--- Start ---

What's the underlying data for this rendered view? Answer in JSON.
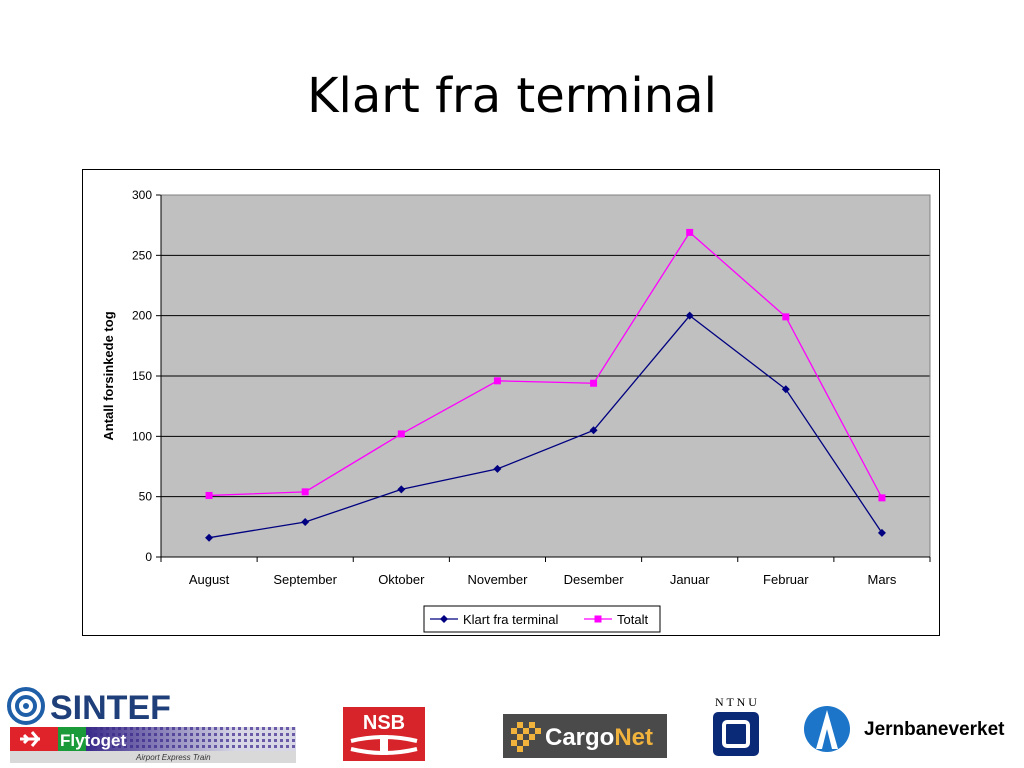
{
  "slide": {
    "title": "Klart fra terminal"
  },
  "chart_data": {
    "type": "line",
    "title": "",
    "xlabel": "",
    "ylabel": "Antall forsinkede tog",
    "categories": [
      "August",
      "September",
      "Oktober",
      "November",
      "Desember",
      "Januar",
      "Februar",
      "Mars"
    ],
    "ylim": [
      0,
      300
    ],
    "yticks": [
      0,
      50,
      100,
      150,
      200,
      250,
      300
    ],
    "grid": true,
    "legend_position": "bottom",
    "plot_background": "#c0c0c0",
    "series": [
      {
        "name": "Klart fra terminal",
        "color": "#000080",
        "marker": "diamond",
        "values": [
          16,
          29,
          56,
          73,
          105,
          200,
          139,
          20
        ]
      },
      {
        "name": "Totalt",
        "color": "#ff00ff",
        "marker": "square",
        "values": [
          51,
          54,
          102,
          146,
          144,
          269,
          199,
          49
        ]
      }
    ]
  },
  "logos": {
    "sintef": "SINTEF",
    "flytoget": "Flytoget",
    "flytoget_sub": "Airport Express Train",
    "nsb": "NSB",
    "cargonet_a": "Cargo",
    "cargonet_b": "Net",
    "ntnu": "N T N U",
    "jernbaneverket": "Jernbaneverket"
  }
}
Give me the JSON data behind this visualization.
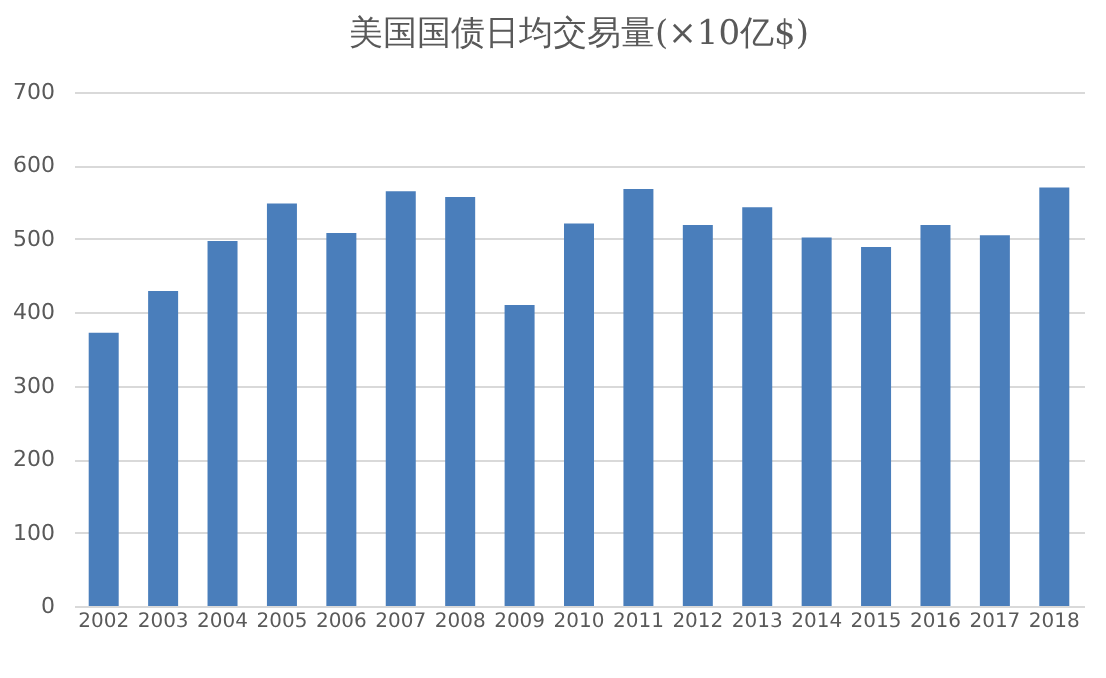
{
  "chart_data": {
    "type": "bar",
    "title": "美国国债日均交易量(×10亿$)",
    "categories": [
      "2002",
      "2003",
      "2004",
      "2005",
      "2006",
      "2007",
      "2008",
      "2009",
      "2010",
      "2011",
      "2012",
      "2013",
      "2014",
      "2015",
      "2016",
      "2017",
      "2018"
    ],
    "values": [
      372,
      429,
      497,
      548,
      508,
      565,
      557,
      410,
      521,
      568,
      519,
      543,
      502,
      489,
      519,
      505,
      570
    ],
    "color": "#4a7ebb",
    "ylim": [
      0,
      700
    ],
    "yticks": [
      0,
      100,
      200,
      300,
      400,
      500,
      600,
      700
    ],
    "grid": "y"
  }
}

--- End ---

Work to be completed>
Which lines in the records above contain the string "name"? Copy each one.

Task output>
        "name": "Klart fra terminal",
        "name": "Totalt",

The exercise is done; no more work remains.